#### EXERCISE DESCRIPTION:
Each entry below is to be duplicated verbatim.

---- STORED DATA

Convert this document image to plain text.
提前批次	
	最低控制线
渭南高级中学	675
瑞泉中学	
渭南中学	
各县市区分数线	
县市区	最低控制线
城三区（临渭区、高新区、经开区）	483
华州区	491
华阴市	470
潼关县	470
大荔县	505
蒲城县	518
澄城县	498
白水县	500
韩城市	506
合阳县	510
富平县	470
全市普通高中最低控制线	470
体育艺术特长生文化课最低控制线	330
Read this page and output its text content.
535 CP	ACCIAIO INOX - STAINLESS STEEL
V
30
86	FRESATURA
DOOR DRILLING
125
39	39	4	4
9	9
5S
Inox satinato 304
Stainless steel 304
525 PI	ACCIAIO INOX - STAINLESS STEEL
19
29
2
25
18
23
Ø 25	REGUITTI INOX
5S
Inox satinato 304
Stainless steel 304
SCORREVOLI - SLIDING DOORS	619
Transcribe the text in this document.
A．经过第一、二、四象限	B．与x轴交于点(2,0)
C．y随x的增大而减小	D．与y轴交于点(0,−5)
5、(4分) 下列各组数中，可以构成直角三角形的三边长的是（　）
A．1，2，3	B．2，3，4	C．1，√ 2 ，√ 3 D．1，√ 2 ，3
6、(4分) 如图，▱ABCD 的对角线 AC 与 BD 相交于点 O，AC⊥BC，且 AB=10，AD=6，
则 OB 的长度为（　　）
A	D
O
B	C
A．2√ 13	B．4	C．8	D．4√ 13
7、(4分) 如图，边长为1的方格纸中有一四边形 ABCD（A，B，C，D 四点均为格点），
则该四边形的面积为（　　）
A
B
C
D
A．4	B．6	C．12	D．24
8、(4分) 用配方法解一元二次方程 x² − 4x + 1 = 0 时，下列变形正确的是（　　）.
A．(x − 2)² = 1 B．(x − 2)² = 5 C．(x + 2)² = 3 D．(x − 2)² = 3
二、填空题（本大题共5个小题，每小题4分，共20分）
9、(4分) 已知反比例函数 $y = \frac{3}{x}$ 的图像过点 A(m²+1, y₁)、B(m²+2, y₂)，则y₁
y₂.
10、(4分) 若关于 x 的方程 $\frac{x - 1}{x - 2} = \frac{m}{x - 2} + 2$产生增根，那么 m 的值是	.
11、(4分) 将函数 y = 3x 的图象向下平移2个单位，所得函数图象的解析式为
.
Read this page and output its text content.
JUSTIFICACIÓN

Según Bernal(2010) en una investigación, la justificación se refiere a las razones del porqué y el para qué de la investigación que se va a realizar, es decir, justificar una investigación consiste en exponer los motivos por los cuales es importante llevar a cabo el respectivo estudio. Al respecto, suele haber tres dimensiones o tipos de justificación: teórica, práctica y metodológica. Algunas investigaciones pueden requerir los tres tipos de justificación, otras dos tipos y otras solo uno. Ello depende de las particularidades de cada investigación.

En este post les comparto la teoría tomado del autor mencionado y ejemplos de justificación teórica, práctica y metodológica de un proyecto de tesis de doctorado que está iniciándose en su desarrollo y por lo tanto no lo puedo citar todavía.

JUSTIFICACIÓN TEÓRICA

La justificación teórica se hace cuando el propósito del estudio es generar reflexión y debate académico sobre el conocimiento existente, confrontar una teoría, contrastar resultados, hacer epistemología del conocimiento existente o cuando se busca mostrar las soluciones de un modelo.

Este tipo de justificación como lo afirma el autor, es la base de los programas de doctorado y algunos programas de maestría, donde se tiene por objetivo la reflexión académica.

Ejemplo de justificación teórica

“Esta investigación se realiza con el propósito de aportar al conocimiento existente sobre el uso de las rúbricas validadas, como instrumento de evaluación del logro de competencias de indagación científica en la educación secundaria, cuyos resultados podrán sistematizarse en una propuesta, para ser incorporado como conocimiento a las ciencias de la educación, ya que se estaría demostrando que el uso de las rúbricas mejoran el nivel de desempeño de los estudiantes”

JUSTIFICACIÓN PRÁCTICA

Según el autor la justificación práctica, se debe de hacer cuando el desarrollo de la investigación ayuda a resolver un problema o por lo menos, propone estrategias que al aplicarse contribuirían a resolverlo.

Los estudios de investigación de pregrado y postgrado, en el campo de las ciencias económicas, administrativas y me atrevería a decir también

--------

#### ANSWER TO THIS EXERCISE:
Convert this document image to plain text.
提前批次	
	最低控制线
渭南高级中学	675
瑞泉中学	
渭南中学	
各县市区分数线	
县市区	最低控制线
城三区（临渭区、高新区、经开区）	483
华州区	491
华阴市	470
潼关县	470
大荔县	505
蒲城县	518
澄城县	498
白水县	500
韩城市	506
合阳县	510
富平县	470
全市普通高中最低控制线	470
体育艺术特长生文化课最低控制线	330
Read this page and output its text content.
535 CP	ACCIAIO INOX - STAINLESS STEEL
V
30
86	FRESATURA
DOOR DRILLING
125
39	39	4	4
9	9
5S
Inox satinato 304
Stainless steel 304
525 PI	ACCIAIO INOX - STAINLESS STEEL
19
29
2
25
18
23
Ø 25	REGUITTI INOX
5S
Inox satinato 304
Stainless steel 304
SCORREVOLI - SLIDING DOORS	619
Transcribe the text in this document.
A．经过第一、二、四象限	B．与x轴交于点(2,0)
C．y随x的增大而减小	D．与y轴交于点(0,−5)
5、(4分) 下列各组数中，可以构成直角三角形的三边长的是（　）
A．1，2，3	B．2，3，4	C．1，√ 2 ，√ 3 D．1，√ 2 ，3
6、(4分) 如图，▱ABCD 的对角线 AC 与 BD 相交于点 O，AC⊥BC，且 AB=10，AD=6，
则 OB 的长度为（　　）
A	D
O
B	C
A．2√ 13	B．4	C．8	D．4√ 13
7、(4分) 如图，边长为1的方格纸中有一四边形 ABCD（A，B，C，D 四点均为格点），
则该四边形的面积为（　　）
A
B
C
D
A．4	B．6	C．12	D．24
8、(4分) 用配方法解一元二次方程 x² − 4x + 1 = 0 时，下列变形正确的是（　　）.
A．(x − 2)² = 1 B．(x − 2)² = 5 C．(x + 2)² = 3 D．(x − 2)² = 3
二、填空题（本大题共5个小题，每小题4分，共20分）
9、(4分) 已知反比例函数 $y = \frac{3}{x}$ 的图像过点 A(m²+1, y₁)、B(m²+2, y₂)，则y₁
y₂.
10、(4分) 若关于 x 的方程 $\frac{x - 1}{x - 2} = \frac{m}{x - 2} + 2$产生增根，那么 m 的值是	.
11、(4分) 将函数 y = 3x 的图象向下平移2个单位，所得函数图象的解析式为
.
Read this page and output its text content.
JUSTIFICACIÓN

Según Bernal(2010) en una investigación, la justificación se refiere a las razones del porqué y el para qué de la investigación que se va a realizar, es decir, justificar una investigación consiste en exponer los motivos por los cuales es importante llevar a cabo el respectivo estudio. Al respecto, suele haber tres dimensiones o tipos de justificación: teórica, práctica y metodológica. Algunas investigaciones pueden requerir los tres tipos de justificación, otras dos tipos y otras solo uno. Ello depende de las particularidades de cada investigación.

En este post les comparto la teoría tomado del autor mencionado y ejemplos de justificación teórica, práctica y metodológica de un proyecto de tesis de doctorado que está iniciándose en su desarrollo y por lo tanto no lo puedo citar todavía.

JUSTIFICACIÓN TEÓRICA

La justificación teórica se hace cuando el propósito del estudio es generar reflexión y debate académico sobre el conocimiento existente, confrontar una teoría, contrastar resultados, hacer epistemología del conocimiento existente o cuando se busca mostrar las soluciones de un modelo.

Este tipo de justificación como lo afirma el autor, es la base de los programas de doctorado y algunos programas de maestría, donde se tiene por objetivo la reflexión académica.

Ejemplo de justificación teórica

“Esta investigación se realiza con el propósito de aportar al conocimiento existente sobre el uso de las rúbricas validadas, como instrumento de evaluación del logro de competencias de indagación científica en la educación secundaria, cuyos resultados podrán sistematizarse en una propuesta, para ser incorporado como conocimiento a las ciencias de la educación, ya que se estaría demostrando que el uso de las rúbricas mejoran el nivel de desempeño de los estudiantes”

JUSTIFICACIÓN PRÁCTICA

Según el autor la justificación práctica, se debe de hacer cuando el desarrollo de la investigación ayuda a resolver un problema o por lo menos, propone estrategias que al aplicarse contribuirían a resolverlo.

Los estudios de investigación de pregrado y postgrado, en el campo de las ciencias económicas, administrativas y me atrevería a decir también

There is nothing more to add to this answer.